> _EXERCISE DESCRIPTION_
Reproduce the records below exactly as they appear.

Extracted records
=====

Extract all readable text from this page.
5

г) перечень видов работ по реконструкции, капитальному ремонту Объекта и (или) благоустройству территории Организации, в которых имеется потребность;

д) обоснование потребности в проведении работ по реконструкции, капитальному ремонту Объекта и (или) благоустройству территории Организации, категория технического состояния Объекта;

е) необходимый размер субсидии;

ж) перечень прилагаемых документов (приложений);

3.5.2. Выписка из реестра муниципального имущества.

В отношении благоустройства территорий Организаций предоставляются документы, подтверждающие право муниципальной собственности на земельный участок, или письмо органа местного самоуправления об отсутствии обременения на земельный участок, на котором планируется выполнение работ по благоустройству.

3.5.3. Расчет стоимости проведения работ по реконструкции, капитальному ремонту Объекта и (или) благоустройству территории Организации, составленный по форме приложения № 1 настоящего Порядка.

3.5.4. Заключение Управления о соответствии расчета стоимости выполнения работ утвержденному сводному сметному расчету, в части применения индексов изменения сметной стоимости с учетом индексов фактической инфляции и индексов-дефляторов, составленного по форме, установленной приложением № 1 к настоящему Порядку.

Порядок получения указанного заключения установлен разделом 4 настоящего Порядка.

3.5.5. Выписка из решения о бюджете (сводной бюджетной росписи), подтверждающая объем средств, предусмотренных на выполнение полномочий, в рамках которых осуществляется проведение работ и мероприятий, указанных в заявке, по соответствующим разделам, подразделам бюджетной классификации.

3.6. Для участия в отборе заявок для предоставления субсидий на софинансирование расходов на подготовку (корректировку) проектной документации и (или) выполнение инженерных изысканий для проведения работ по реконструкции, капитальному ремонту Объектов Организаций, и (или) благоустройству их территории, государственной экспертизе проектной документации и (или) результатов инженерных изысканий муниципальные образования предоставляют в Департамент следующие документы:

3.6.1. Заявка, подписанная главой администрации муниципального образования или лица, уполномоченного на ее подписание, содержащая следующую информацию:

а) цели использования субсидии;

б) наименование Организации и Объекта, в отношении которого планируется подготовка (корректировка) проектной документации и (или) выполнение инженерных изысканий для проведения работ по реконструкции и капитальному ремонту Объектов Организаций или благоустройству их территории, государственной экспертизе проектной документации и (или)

=====

> _WRITTEN REPLY_
Extract all readable text from this page.
5

г) перечень видов работ по реконструкции, капитальному ремонту Объекта и (или) благоустройству территории Организации, в которых имеется потребность;

д) обоснование потребности в проведении работ по реконструкции, капитальному ремонту Объекта и (или) благоустройству территории Организации, категория технического состояния Объекта;

е) необходимый размер субсидии;

ж) перечень прилагаемых документов (приложений);

3.5.2. Выписка из реестра муниципального имущества.

В отношении благоустройства территорий Организаций предоставляются документы, подтверждающие право муниципальной собственности на земельный участок, или письмо органа местного самоуправления об отсутствии обременения на земельный участок, на котором планируется выполнение работ по благоустройству.

3.5.3. Расчет стоимости проведения работ по реконструкции, капитальному ремонту Объекта и (или) благоустройству территории Организации, составленный по форме приложения № 1 настоящего Порядка.

3.5.4. Заключение Управления о соответствии расчета стоимости выполнения работ утвержденному сводному сметному расчету, в части применения индексов изменения сметной стоимости с учетом индексов фактической инфляции и индексов-дефляторов, составленного по форме, установленной приложением № 1 к настоящему Порядку.

Порядок получения указанного заключения установлен разделом 4 настоящего Порядка.

3.5.5. Выписка из решения о бюджете (сводной бюджетной росписи), подтверждающая объем средств, предусмотренных на выполнение полномочий, в рамках которых осуществляется проведение работ и мероприятий, указанных в заявке, по соответствующим разделам, подразделам бюджетной классификации.

3.6. Для участия в отборе заявок для предоставления субсидий на софинансирование расходов на подготовку (корректировку) проектной документации и (или) выполнение инженерных изысканий для проведения работ по реконструкции, капитальному ремонту Объектов Организаций, и (или) благоустройству их территории, государственной экспертизе проектной документации и (или) результатов инженерных изысканий муниципальные образования предоставляют в Департамент следующие документы:

3.6.1. Заявка, подписанная главой администрации муниципального образования или лица, уполномоченного на ее подписание, содержащая следующую информацию:

а) цели использования субсидии;

б) наименование Организации и Объекта, в отношении которого планируется подготовка (корректировка) проектной документации и (или) выполнение инженерных изысканий для проведения работ по реконструкции и капитальному ремонту Объектов Организаций или благоустройству их территории, государственной экспертизе проектной документации и (или)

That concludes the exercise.